Exercise brief: Reproduce the rows from the start of the records through the line containing "y-tick-label: 5000 <box>71 414 116 436</box>", replacing every occurrence of "x-tick-label" with "x-axis-label" and leaving all else unchanged.

##############################

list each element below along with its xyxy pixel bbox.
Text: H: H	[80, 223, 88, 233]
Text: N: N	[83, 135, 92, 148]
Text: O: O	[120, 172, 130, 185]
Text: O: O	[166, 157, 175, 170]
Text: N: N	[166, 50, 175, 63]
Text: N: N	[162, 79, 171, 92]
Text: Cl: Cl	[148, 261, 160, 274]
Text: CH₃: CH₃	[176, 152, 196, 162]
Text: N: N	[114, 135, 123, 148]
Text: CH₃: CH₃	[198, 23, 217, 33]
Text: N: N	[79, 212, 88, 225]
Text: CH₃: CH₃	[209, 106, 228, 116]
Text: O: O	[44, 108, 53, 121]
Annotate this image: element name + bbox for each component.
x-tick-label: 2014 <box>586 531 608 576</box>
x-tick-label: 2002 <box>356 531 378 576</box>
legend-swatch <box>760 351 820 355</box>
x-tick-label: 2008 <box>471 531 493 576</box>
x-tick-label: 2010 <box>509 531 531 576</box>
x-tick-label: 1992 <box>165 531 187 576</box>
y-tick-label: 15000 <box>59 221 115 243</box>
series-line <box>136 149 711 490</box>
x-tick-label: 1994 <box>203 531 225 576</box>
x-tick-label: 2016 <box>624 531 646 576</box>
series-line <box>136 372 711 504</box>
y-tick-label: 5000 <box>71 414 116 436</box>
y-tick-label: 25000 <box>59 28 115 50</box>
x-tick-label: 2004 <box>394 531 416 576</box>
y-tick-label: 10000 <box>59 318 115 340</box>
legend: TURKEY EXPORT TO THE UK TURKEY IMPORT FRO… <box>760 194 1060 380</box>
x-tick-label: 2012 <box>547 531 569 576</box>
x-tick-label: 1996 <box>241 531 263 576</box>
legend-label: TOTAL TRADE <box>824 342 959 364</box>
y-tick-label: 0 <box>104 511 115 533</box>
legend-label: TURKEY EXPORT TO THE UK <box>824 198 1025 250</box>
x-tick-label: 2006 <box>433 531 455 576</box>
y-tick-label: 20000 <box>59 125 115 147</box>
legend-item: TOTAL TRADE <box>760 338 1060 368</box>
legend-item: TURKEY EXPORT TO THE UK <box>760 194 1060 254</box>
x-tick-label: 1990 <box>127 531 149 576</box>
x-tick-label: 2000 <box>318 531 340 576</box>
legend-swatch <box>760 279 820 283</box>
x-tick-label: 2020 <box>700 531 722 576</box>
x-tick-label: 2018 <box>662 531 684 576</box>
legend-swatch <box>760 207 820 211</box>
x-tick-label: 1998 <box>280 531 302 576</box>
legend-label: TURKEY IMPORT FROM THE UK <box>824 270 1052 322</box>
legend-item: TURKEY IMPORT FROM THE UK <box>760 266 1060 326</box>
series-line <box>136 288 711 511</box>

##############################

Correct output:
list each element below along with its xyxy pixel bbox.
Text: H: H	[80, 223, 88, 233]
Text: N: N	[83, 135, 92, 148]
Text: O: O	[120, 172, 130, 185]
Text: O: O	[166, 157, 175, 170]
Text: N: N	[166, 50, 175, 63]
Text: N: N	[162, 79, 171, 92]
Text: Cl: Cl	[148, 261, 160, 274]
Text: CH₃: CH₃	[176, 152, 196, 162]
Text: N: N	[114, 135, 123, 148]
Text: CH₃: CH₃	[198, 23, 217, 33]
Text: N: N	[79, 212, 88, 225]
Text: CH₃: CH₃	[209, 106, 228, 116]
Text: O: O	[44, 108, 53, 121]
Annotate this image: element name + bbox for each component.
x-axis-label: 2014 <box>586 531 608 576</box>
x-axis-label: 2002 <box>356 531 378 576</box>
legend-swatch <box>760 351 820 355</box>
x-axis-label: 2008 <box>471 531 493 576</box>
x-axis-label: 2010 <box>509 531 531 576</box>
x-axis-label: 1992 <box>165 531 187 576</box>
y-tick-label: 15000 <box>59 221 115 243</box>
series-line <box>136 149 711 490</box>
x-axis-label: 1994 <box>203 531 225 576</box>
x-axis-label: 2016 <box>624 531 646 576</box>
series-line <box>136 372 711 504</box>
y-tick-label: 5000 <box>71 414 116 436</box>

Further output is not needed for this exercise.